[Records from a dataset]
###

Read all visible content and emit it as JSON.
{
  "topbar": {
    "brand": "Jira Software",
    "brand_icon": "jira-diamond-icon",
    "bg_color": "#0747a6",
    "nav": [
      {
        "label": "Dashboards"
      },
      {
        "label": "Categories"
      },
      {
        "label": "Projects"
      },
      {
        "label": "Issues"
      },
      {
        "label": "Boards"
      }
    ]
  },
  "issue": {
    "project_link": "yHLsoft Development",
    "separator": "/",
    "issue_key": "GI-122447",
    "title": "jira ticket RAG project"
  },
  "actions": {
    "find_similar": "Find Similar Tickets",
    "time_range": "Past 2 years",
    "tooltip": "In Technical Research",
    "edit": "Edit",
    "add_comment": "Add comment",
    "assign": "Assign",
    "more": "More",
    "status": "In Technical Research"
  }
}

###

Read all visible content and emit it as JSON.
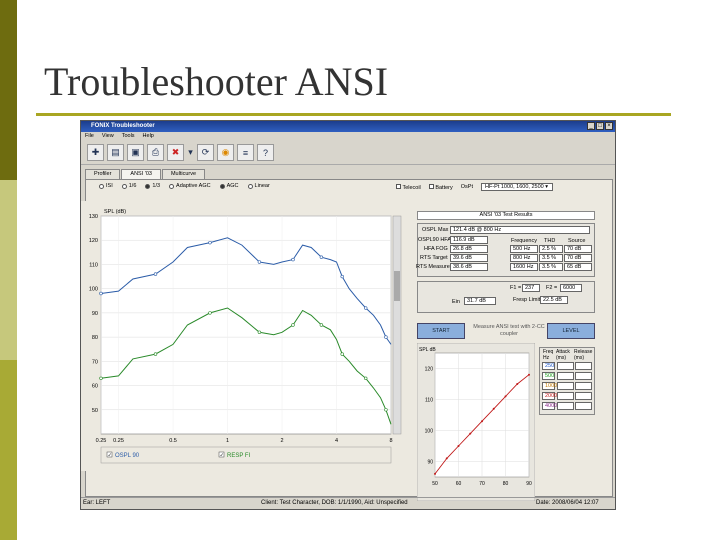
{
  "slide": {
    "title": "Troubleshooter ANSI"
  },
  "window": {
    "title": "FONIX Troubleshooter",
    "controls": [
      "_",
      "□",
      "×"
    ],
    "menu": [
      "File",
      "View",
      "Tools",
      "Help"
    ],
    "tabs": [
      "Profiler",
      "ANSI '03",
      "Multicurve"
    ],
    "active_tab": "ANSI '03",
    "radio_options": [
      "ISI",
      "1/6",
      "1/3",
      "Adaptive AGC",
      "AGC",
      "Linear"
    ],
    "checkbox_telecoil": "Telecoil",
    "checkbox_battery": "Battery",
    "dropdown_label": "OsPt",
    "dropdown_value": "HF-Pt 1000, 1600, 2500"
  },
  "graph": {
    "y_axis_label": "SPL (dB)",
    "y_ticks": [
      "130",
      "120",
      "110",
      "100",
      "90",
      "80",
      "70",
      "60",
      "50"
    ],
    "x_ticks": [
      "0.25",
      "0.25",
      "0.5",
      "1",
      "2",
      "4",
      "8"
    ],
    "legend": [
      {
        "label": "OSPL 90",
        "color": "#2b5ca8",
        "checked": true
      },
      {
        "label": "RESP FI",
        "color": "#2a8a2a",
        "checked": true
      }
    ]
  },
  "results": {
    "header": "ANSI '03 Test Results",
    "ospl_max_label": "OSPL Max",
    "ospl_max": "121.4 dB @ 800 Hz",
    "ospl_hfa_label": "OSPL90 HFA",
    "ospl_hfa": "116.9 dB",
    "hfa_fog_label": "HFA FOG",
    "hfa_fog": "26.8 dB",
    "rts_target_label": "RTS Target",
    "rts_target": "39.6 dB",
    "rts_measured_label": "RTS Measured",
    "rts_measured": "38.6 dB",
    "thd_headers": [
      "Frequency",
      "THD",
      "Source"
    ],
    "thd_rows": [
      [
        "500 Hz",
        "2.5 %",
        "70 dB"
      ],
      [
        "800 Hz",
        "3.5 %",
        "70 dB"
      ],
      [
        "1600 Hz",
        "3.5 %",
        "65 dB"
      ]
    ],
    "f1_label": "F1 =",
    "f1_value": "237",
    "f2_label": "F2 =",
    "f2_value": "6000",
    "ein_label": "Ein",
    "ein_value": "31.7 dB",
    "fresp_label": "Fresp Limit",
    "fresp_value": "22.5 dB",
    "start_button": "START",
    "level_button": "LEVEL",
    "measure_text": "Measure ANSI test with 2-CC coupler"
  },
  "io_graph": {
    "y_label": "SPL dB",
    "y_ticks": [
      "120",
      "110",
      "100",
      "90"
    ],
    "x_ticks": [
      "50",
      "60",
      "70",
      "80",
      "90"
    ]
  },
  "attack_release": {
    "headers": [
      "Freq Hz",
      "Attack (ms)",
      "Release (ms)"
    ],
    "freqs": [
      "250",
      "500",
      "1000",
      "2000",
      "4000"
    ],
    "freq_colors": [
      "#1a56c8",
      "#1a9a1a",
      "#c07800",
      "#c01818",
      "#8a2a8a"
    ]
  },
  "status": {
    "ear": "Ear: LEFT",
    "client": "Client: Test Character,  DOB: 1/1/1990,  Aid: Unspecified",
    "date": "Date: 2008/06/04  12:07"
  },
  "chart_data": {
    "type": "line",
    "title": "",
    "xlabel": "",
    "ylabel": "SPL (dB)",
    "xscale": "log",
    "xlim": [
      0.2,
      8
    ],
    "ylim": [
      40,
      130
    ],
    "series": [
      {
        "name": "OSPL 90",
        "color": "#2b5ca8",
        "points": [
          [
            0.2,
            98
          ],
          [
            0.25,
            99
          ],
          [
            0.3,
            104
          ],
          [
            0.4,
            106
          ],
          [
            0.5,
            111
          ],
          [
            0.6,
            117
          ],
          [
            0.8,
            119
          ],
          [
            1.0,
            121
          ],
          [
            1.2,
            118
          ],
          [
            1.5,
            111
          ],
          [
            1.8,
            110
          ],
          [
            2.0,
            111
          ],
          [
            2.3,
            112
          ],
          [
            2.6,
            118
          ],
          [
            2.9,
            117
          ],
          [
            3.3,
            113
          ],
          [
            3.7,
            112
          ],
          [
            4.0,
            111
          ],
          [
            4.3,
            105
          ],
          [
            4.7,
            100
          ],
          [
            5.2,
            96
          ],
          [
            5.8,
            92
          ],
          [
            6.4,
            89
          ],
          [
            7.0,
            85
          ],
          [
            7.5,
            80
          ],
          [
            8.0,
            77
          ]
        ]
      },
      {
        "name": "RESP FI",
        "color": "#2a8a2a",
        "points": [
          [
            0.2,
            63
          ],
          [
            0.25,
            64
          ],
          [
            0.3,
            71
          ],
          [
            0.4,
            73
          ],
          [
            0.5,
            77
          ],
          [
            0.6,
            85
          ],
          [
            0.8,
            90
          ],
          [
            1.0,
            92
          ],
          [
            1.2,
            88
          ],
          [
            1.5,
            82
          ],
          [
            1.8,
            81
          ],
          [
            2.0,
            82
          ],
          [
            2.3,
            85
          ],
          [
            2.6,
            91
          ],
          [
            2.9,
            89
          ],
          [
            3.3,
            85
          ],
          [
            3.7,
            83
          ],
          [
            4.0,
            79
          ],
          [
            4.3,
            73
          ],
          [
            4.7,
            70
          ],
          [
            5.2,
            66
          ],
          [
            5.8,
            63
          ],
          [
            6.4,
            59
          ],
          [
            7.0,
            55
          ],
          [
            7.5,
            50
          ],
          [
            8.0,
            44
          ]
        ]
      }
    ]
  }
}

###

§ SHORT PROBLEM:
Identify the lines of the data that contain the word "ANSI". Copy each of them.

§ RESULT:
    "title": "Troubleshooter ANSI"
      "ANSI '03",
    "active_tab": "ANSI '03",
    "header": "ANSI '03 Test Results",
    "measure_text": "Measure ANSI test with 2-CC coupler"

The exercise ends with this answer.